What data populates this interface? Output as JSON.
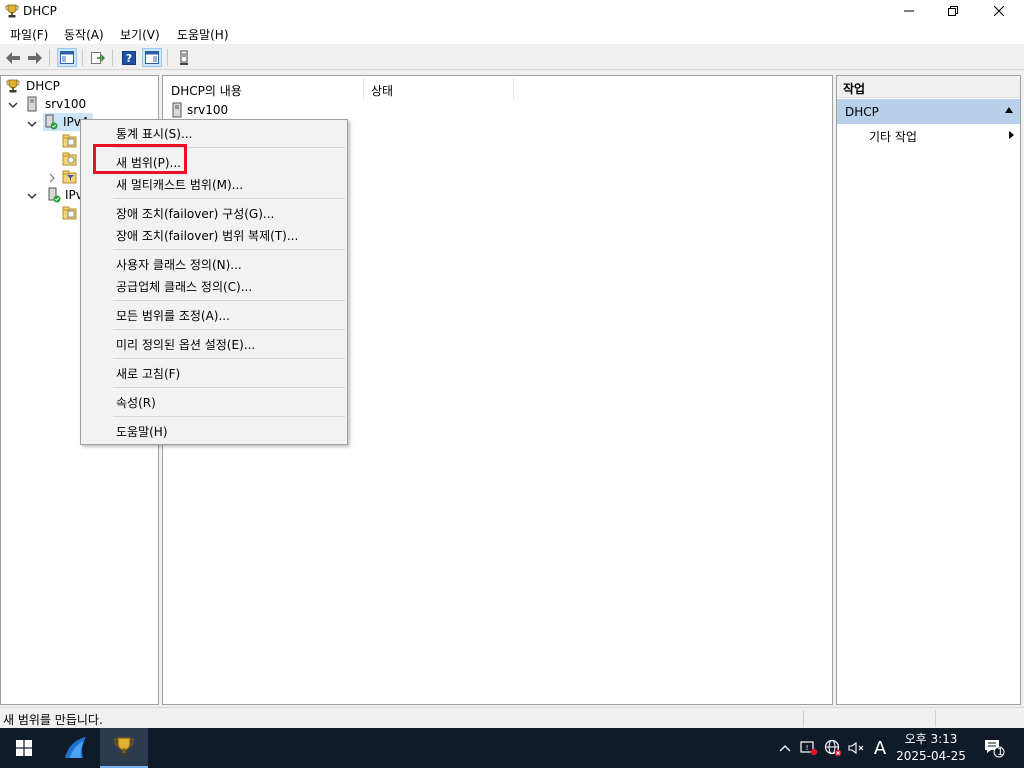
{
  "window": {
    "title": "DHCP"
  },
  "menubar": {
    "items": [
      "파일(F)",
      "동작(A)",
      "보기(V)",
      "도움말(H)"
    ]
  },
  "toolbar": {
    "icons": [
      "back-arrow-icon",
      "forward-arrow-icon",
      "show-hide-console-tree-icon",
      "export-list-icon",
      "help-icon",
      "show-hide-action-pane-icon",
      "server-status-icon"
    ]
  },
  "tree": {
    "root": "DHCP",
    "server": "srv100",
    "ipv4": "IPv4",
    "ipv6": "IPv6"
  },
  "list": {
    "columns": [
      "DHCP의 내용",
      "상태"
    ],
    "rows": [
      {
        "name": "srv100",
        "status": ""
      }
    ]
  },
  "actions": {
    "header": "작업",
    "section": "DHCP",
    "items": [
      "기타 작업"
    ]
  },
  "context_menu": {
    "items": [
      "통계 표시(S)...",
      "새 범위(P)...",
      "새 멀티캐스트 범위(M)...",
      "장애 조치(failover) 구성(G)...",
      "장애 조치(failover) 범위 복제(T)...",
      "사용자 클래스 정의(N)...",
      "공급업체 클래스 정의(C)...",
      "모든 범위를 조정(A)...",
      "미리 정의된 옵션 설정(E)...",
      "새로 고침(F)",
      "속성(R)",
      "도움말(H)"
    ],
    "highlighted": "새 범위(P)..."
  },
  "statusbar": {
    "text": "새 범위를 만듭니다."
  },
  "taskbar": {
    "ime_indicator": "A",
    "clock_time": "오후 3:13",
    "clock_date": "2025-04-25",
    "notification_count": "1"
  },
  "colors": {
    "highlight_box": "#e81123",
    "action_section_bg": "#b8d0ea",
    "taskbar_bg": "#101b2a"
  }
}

----------------

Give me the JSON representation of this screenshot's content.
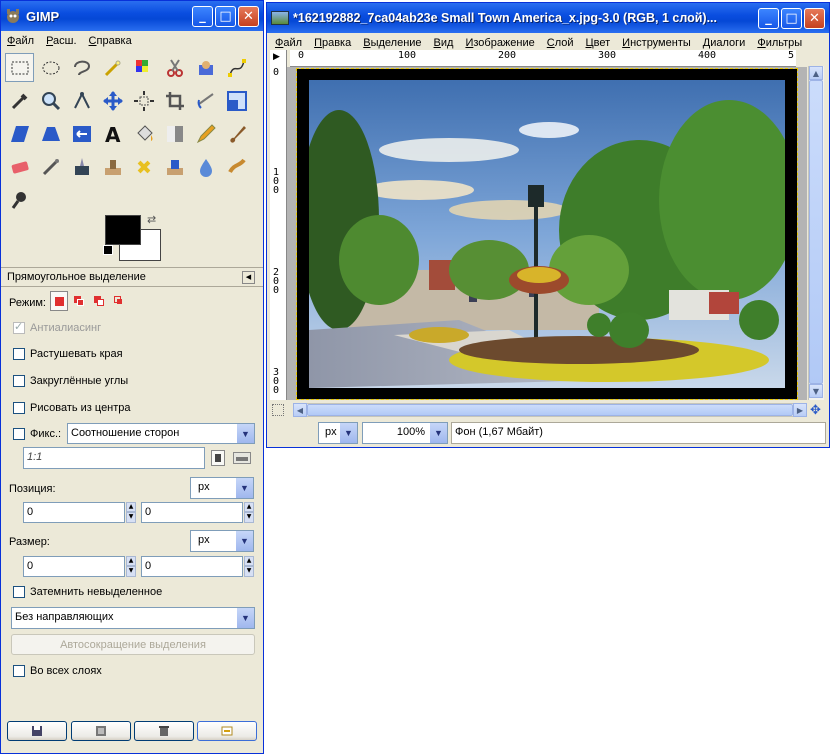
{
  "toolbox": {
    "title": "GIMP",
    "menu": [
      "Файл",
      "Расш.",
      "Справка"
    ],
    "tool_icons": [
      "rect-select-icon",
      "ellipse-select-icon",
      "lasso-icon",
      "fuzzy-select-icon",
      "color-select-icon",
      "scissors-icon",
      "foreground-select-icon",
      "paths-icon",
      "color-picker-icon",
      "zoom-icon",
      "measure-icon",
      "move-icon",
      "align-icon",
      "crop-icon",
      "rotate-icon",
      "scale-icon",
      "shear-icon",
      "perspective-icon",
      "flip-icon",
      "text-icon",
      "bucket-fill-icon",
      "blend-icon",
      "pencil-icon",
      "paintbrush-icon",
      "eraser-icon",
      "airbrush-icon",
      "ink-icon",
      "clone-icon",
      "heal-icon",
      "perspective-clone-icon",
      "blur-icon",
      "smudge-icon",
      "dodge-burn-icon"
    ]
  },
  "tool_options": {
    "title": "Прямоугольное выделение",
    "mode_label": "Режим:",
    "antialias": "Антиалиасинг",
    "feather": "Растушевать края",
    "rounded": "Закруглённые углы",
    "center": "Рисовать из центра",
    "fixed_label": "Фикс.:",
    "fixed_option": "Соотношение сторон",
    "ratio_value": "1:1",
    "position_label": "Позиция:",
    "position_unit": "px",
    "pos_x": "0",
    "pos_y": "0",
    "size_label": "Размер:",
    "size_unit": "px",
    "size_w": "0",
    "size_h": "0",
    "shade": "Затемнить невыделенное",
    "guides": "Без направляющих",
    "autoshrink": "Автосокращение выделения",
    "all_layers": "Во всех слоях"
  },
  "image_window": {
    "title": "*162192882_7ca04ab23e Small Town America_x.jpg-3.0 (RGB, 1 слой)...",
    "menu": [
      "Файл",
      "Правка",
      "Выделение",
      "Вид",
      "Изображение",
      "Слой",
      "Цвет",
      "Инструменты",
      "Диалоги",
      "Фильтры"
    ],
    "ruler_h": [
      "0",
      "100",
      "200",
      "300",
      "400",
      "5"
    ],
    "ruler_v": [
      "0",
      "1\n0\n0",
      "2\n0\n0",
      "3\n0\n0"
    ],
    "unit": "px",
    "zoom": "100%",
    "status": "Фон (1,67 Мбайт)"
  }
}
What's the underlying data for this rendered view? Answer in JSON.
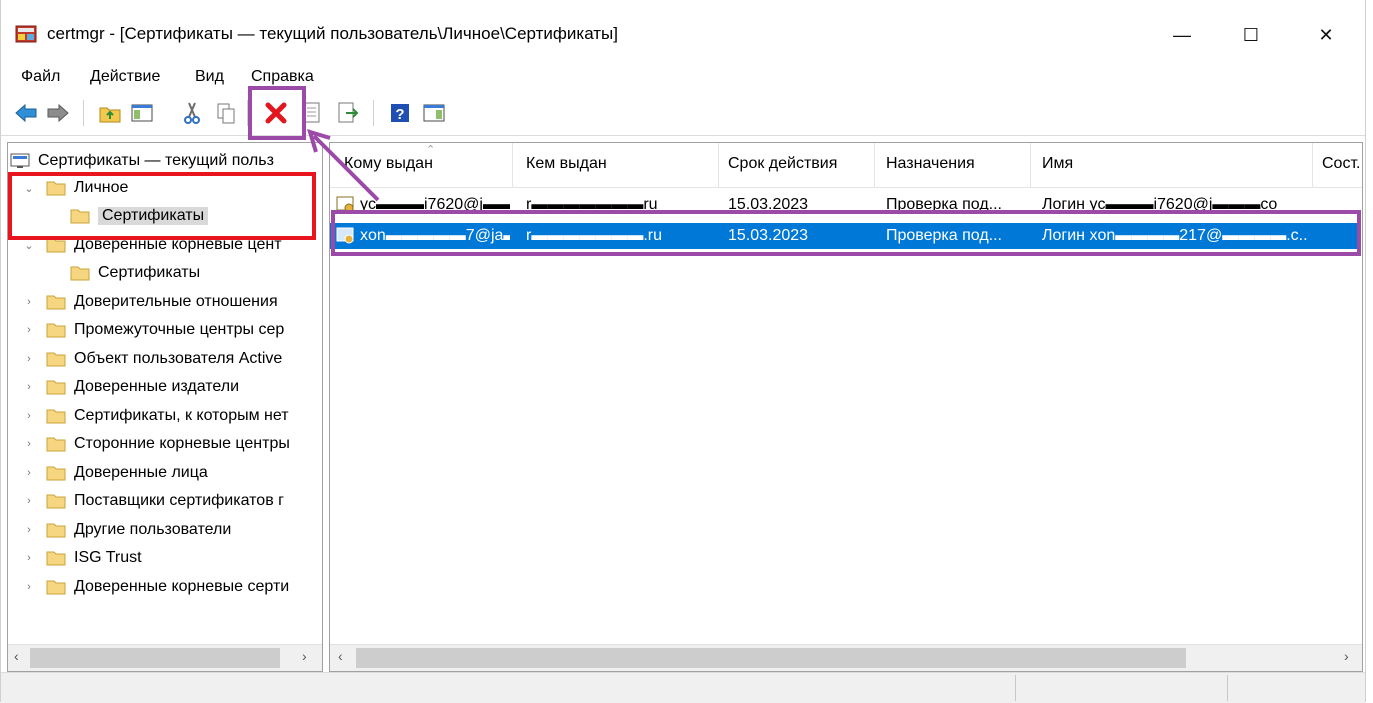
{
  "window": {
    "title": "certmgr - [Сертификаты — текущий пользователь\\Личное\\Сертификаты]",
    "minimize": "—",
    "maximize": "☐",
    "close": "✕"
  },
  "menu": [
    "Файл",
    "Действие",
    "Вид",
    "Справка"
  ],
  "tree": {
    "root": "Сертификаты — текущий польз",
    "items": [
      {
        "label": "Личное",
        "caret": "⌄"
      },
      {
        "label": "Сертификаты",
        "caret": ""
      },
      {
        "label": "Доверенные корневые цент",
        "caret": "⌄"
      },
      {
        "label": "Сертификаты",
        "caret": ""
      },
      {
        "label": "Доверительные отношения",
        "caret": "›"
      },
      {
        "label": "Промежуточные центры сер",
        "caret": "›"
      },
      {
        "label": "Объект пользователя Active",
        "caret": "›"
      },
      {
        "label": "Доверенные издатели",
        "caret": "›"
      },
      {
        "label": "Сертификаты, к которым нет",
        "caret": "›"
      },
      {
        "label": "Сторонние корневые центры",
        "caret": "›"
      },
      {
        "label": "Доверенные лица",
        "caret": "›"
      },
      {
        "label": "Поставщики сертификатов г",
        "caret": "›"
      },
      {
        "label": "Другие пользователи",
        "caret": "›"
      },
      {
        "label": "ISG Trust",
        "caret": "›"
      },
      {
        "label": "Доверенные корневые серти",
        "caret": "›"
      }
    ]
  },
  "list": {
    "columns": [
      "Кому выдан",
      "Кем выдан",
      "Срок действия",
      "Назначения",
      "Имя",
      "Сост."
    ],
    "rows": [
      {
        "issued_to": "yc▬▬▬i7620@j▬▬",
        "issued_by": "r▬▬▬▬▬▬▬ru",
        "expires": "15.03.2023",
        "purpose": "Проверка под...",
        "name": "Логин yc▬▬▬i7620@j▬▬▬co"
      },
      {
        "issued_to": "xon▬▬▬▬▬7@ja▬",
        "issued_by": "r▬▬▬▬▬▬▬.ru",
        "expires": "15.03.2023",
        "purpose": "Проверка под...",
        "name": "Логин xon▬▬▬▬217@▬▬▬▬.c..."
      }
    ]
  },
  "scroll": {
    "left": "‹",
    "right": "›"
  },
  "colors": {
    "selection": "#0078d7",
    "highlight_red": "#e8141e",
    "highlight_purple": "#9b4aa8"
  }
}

----------------

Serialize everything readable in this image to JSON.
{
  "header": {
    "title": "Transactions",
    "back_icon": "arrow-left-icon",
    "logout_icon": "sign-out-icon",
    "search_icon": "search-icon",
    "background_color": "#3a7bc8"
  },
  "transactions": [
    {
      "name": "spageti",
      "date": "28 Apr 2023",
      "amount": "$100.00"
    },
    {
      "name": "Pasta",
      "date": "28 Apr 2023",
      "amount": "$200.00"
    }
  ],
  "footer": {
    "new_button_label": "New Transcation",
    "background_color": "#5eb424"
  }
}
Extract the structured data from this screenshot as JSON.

----------------

### Task requirements
Repeat exactly, and only, the lines from the one containing "Serialize everything readable" through the one containing "Extract the structured", both included.

### Solution
Serialize everything readable in this image to JSON.
{
  "header": {
    "title": "Transactions",
    "back_icon": "arrow-left-icon",
    "logout_icon": "sign-out-icon",
    "search_icon": "search-icon",
    "background_color": "#3a7bc8"
  },
  "transactions": [
    {
      "name": "spageti",
      "date": "28 Apr 2023",
      "amount": "$100.00"
    },
    {
      "name": "Pasta",
      "date": "28 Apr 2023",
      "amount": "$200.00"
    }
  ],
  "footer": {
    "new_button_label": "New Transcation",
    "background_color": "#5eb424"
  }
}
Extract the structured data from this screenshot as JSON.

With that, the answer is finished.